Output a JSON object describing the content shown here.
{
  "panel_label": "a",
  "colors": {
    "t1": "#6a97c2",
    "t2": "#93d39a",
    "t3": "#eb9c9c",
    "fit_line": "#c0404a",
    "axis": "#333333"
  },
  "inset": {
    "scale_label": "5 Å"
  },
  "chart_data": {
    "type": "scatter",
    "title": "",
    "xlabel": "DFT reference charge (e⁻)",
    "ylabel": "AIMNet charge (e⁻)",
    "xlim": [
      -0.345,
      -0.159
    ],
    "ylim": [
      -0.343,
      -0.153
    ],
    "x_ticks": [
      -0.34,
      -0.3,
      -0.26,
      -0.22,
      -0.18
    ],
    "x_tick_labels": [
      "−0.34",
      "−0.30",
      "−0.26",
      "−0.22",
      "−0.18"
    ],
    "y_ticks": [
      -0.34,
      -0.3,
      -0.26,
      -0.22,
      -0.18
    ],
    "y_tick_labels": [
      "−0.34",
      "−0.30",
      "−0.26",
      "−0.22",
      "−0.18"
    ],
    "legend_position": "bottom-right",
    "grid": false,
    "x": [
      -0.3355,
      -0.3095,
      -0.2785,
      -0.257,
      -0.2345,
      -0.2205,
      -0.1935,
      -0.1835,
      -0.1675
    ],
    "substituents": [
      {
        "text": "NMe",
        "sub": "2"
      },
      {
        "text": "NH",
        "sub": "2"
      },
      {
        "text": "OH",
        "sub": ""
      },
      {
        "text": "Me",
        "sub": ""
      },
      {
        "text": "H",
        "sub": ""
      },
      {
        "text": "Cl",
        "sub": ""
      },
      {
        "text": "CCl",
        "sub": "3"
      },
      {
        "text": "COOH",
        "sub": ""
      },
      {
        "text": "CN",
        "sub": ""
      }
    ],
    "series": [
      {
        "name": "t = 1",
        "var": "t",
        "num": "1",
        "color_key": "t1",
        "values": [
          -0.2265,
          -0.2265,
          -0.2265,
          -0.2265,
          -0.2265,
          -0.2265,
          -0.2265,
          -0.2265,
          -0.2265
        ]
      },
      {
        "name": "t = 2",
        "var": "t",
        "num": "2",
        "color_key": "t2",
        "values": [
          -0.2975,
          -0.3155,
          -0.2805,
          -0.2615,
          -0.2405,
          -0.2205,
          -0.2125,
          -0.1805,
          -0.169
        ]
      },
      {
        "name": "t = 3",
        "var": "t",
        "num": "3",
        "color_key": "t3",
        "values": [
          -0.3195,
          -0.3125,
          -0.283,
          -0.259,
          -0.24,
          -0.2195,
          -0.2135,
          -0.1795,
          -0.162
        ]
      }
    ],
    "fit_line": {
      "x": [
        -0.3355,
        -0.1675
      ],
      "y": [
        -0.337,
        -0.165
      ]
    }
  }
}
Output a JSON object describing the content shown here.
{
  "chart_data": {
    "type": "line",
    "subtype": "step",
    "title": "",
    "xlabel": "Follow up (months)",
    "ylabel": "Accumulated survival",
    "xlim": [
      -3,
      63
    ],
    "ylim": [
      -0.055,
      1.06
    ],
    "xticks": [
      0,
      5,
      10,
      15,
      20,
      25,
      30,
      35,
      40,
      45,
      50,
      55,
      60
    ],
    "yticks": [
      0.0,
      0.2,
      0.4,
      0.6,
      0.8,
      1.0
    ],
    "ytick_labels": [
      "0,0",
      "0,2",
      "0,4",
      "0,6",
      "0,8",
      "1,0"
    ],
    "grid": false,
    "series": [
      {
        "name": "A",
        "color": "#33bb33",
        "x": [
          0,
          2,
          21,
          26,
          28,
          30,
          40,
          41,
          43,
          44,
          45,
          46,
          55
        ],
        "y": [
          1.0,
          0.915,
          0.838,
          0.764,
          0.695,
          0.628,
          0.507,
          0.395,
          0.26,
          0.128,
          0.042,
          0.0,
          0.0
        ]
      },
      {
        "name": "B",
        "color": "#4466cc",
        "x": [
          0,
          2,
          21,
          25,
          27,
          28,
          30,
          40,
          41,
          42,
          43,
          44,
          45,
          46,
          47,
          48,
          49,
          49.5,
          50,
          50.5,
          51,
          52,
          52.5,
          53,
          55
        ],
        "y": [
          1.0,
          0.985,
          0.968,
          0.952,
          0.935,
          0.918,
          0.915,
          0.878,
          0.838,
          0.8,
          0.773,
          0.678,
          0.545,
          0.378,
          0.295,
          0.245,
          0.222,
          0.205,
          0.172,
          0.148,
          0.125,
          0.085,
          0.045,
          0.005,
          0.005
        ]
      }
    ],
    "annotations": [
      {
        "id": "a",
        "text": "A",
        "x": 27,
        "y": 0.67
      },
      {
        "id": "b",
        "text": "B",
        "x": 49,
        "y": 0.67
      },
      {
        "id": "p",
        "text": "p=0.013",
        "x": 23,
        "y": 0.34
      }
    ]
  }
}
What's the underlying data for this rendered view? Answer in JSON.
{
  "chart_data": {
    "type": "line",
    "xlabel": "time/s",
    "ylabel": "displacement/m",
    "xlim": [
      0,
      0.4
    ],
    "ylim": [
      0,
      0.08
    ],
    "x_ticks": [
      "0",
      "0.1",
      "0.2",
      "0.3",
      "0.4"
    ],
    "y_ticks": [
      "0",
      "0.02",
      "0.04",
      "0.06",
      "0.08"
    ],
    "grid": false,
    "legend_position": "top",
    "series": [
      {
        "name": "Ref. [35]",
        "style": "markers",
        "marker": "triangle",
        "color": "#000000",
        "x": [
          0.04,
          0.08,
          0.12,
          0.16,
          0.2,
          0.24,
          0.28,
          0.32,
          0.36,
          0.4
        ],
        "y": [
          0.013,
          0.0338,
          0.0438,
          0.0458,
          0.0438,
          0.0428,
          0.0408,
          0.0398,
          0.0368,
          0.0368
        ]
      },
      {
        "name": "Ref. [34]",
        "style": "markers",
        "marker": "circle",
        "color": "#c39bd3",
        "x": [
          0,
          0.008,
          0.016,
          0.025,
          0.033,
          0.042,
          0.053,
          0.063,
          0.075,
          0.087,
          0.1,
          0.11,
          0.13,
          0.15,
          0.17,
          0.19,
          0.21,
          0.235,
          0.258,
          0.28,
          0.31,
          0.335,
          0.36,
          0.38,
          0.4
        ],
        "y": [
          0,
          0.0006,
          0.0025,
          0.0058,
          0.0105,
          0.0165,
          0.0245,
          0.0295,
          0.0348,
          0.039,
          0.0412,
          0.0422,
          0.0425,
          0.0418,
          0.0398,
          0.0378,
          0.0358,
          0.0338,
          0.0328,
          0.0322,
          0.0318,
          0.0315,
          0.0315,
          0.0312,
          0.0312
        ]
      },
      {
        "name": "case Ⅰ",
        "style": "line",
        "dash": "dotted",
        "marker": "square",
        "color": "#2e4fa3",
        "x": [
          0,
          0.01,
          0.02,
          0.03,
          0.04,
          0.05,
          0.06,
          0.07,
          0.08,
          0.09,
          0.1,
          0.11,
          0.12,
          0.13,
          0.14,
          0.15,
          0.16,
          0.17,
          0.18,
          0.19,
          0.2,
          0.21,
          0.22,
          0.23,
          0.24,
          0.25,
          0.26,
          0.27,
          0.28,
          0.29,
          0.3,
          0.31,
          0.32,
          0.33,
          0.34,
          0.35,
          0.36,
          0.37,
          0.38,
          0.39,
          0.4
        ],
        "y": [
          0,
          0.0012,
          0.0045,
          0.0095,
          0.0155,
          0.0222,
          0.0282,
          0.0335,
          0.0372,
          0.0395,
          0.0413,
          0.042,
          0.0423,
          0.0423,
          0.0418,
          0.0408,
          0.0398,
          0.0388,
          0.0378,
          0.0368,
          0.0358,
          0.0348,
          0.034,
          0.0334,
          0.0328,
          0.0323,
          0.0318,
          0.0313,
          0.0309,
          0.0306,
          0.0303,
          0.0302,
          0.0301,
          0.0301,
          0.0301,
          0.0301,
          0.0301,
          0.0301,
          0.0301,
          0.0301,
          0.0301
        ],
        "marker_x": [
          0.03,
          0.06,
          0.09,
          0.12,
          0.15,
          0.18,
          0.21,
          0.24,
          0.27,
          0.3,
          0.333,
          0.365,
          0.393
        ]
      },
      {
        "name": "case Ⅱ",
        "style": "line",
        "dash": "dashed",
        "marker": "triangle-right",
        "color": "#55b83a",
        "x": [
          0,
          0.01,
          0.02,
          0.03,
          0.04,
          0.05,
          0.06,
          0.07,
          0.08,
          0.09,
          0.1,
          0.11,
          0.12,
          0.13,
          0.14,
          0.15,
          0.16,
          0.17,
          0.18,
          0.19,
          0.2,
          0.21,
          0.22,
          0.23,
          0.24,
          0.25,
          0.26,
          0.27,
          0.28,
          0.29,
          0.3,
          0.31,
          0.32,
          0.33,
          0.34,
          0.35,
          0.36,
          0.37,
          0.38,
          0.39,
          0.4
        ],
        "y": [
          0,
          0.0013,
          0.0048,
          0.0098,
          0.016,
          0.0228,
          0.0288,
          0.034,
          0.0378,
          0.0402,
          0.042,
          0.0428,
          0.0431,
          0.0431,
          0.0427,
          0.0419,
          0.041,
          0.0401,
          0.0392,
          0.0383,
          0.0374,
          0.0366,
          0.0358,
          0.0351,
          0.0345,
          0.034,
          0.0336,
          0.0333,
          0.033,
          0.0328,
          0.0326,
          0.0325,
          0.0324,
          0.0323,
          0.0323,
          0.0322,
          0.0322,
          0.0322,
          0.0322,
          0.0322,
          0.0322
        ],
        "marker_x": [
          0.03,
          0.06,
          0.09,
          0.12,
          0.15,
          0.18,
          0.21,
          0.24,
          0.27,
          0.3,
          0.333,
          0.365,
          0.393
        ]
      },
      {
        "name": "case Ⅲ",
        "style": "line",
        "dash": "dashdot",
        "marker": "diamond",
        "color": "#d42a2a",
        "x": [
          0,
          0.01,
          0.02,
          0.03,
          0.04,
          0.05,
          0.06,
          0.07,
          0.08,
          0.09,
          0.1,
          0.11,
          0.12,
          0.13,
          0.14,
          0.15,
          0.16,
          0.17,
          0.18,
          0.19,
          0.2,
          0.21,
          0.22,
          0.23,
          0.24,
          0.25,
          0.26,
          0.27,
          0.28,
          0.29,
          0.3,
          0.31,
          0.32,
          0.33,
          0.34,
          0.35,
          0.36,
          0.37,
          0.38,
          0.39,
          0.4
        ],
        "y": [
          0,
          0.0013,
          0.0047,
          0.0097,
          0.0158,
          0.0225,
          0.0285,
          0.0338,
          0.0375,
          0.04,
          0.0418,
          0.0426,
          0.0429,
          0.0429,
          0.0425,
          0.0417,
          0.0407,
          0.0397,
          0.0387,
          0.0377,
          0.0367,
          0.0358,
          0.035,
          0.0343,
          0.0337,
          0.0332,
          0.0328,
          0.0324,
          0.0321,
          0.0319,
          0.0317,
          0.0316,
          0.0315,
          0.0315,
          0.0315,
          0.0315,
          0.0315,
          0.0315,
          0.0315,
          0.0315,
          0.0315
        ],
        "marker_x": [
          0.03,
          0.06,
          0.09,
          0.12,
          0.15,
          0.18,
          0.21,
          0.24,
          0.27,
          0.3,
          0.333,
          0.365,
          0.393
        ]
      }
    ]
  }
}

- - - - - - -

» **DIRECTIONS**
Copy every line of the listing where the word "text" appears.

» **FINAL RESULT**
        "text": "NMe",
        "text": "NH",
        "text": "OH",
        "text": "Me",
        "text": "H",
        "text": "Cl",
        "text": "CCl",
        "text": "COOH",
        "text": "CN",
        "text": "A",
        "text": "B",
        "text": "p=0.013",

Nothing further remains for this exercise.